**TASK GOAL**
Find each line with the string "Exportadoras" and report it.

───── LISTING ─────

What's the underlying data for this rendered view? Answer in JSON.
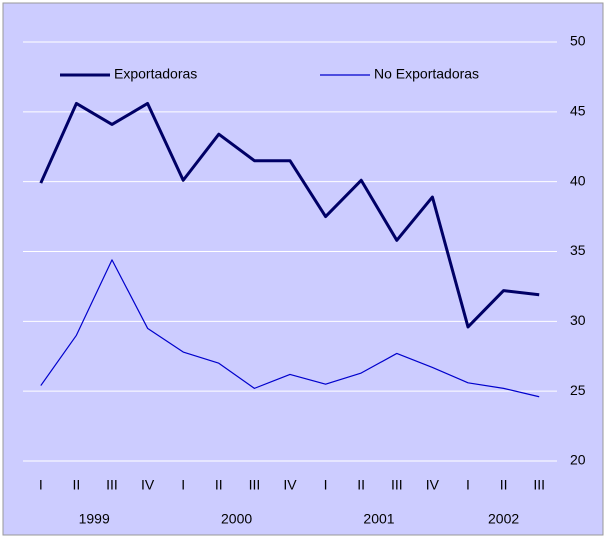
{
  "chart_data": {
    "type": "line",
    "categories": [
      "I",
      "II",
      "III",
      "IV",
      "I",
      "II",
      "III",
      "IV",
      "I",
      "II",
      "III",
      "IV",
      "I",
      "II",
      "III"
    ],
    "category_groups": [
      {
        "name": "1999",
        "count": 4
      },
      {
        "name": "2000",
        "count": 4
      },
      {
        "name": "2001",
        "count": 4
      },
      {
        "name": "2002",
        "count": 3
      }
    ],
    "series": [
      {
        "name": "Exportadoras",
        "color": "#000066",
        "width": 3,
        "values": [
          39.9,
          45.6,
          44.1,
          45.6,
          40.1,
          43.4,
          41.5,
          41.5,
          37.5,
          40.1,
          35.8,
          38.9,
          29.6,
          32.2,
          31.9
        ]
      },
      {
        "name": "No Exportadoras",
        "color": "#0000cc",
        "width": 1.2,
        "values": [
          25.4,
          29.0,
          34.4,
          29.5,
          27.8,
          27.0,
          25.2,
          26.2,
          25.5,
          26.3,
          27.7,
          26.7,
          25.6,
          25.2,
          24.6
        ]
      }
    ],
    "ylim": [
      20,
      50
    ],
    "yticks": [
      20,
      25,
      30,
      35,
      40,
      45,
      50
    ],
    "grid": true,
    "legend": "top"
  }
}
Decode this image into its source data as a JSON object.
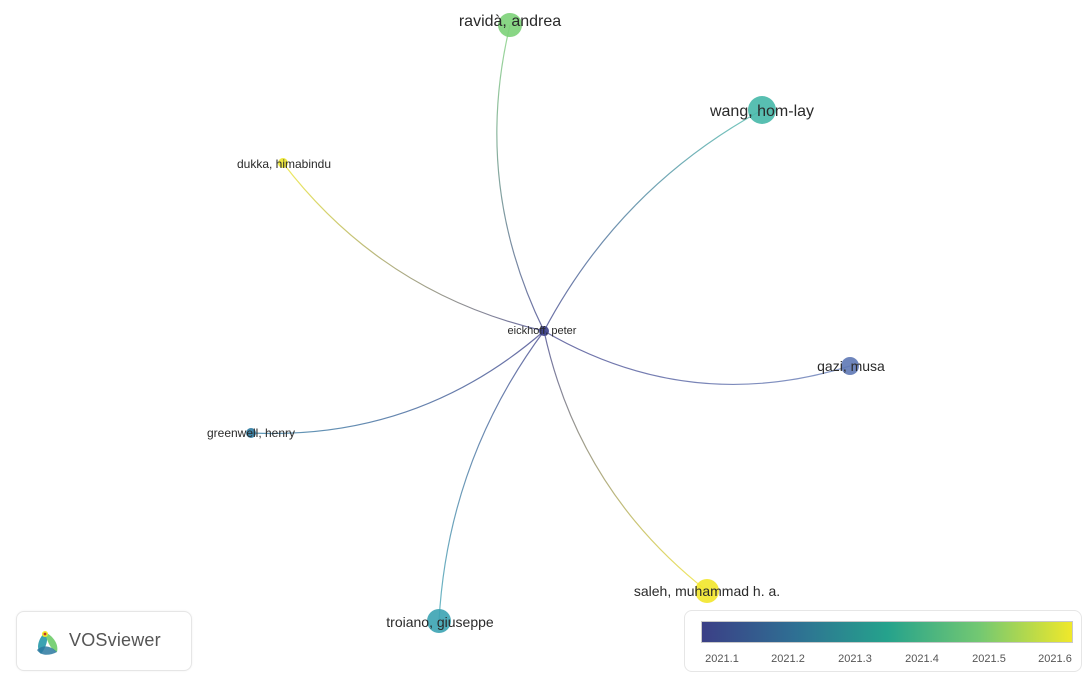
{
  "network": {
    "nodes": [
      {
        "id": "eickhoff",
        "label": "eickhoff, peter",
        "color": "#3a3d87"
      },
      {
        "id": "ravida",
        "label": "ravidà, andrea",
        "color": "#7cd178"
      },
      {
        "id": "wang",
        "label": "wang, hom-lay",
        "color": "#46b8a8"
      },
      {
        "id": "dukka",
        "label": "dukka, himabindu",
        "color": "#ece52a"
      },
      {
        "id": "qazi",
        "label": "qazi, musa",
        "color": "#5e78b5"
      },
      {
        "id": "greenwell",
        "label": "greenwell, henry",
        "color": "#2b79a0"
      },
      {
        "id": "troiano",
        "label": "troiano, giuseppe",
        "color": "#3ba3b2"
      },
      {
        "id": "saleh",
        "label": "saleh, muhammad h. a.",
        "color": "#f2e52a"
      }
    ],
    "links": [
      {
        "from": "eickhoff",
        "to": "ravida"
      },
      {
        "from": "eickhoff",
        "to": "wang"
      },
      {
        "from": "eickhoff",
        "to": "dukka"
      },
      {
        "from": "eickhoff",
        "to": "qazi"
      },
      {
        "from": "eickhoff",
        "to": "greenwell"
      },
      {
        "from": "eickhoff",
        "to": "troiano"
      },
      {
        "from": "eickhoff",
        "to": "saleh"
      }
    ]
  },
  "logo": {
    "text": "VOSviewer"
  },
  "color_scale": {
    "ticks": [
      "2021.1",
      "2021.2",
      "2021.3",
      "2021.4",
      "2021.5",
      "2021.6"
    ],
    "colors": [
      "#3b3f86",
      "#2f6f93",
      "#25a28c",
      "#73c872",
      "#f0e82a"
    ]
  }
}
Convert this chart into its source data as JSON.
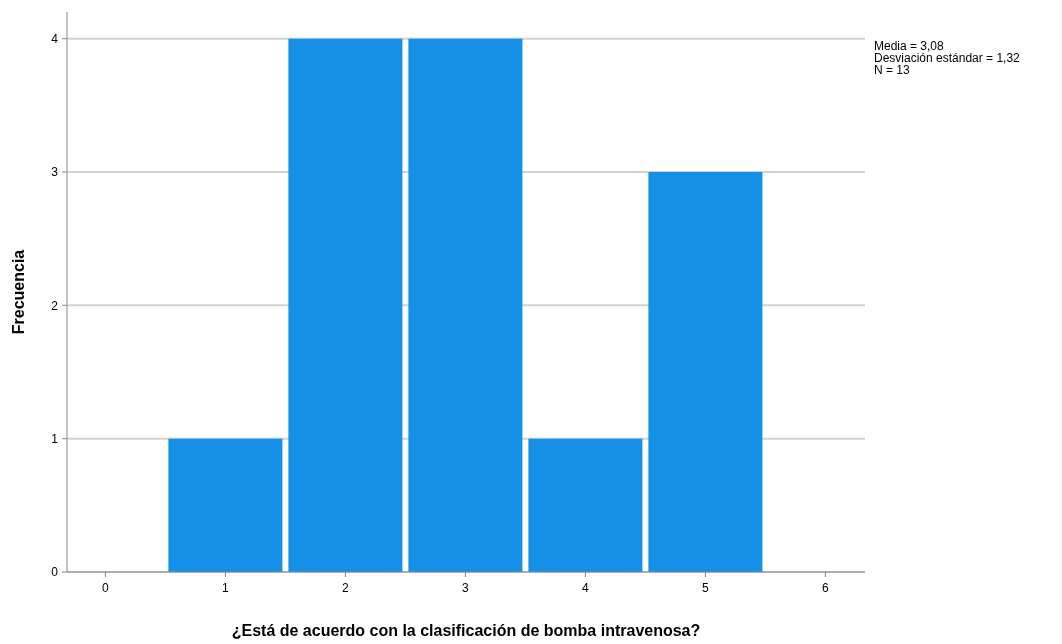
{
  "chart_data": {
    "type": "histogram",
    "xlabel": "¿Está de acuerdo con la clasificación de bomba intravenosa?",
    "ylabel": "Frecuencia",
    "bins": [
      0.5,
      1.5,
      2.5,
      3.5,
      4.5,
      5.5
    ],
    "values": [
      1,
      4,
      4,
      1,
      3
    ],
    "color": "#1490e6",
    "xlim": [
      -0.32,
      6.33
    ],
    "xticks": [
      0,
      1,
      2,
      3,
      4,
      5,
      6
    ],
    "ylim": [
      0,
      4.2
    ],
    "yticks": [
      0,
      1,
      2,
      3,
      4
    ],
    "grid": "y",
    "annotations": [
      "Media = 3,08",
      "Desviación estándar = 1,32",
      "N = 13"
    ]
  }
}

─────

**REPLY TO THE TASK**
        "name": "Exportadoras",
        "name": "No Exportadoras",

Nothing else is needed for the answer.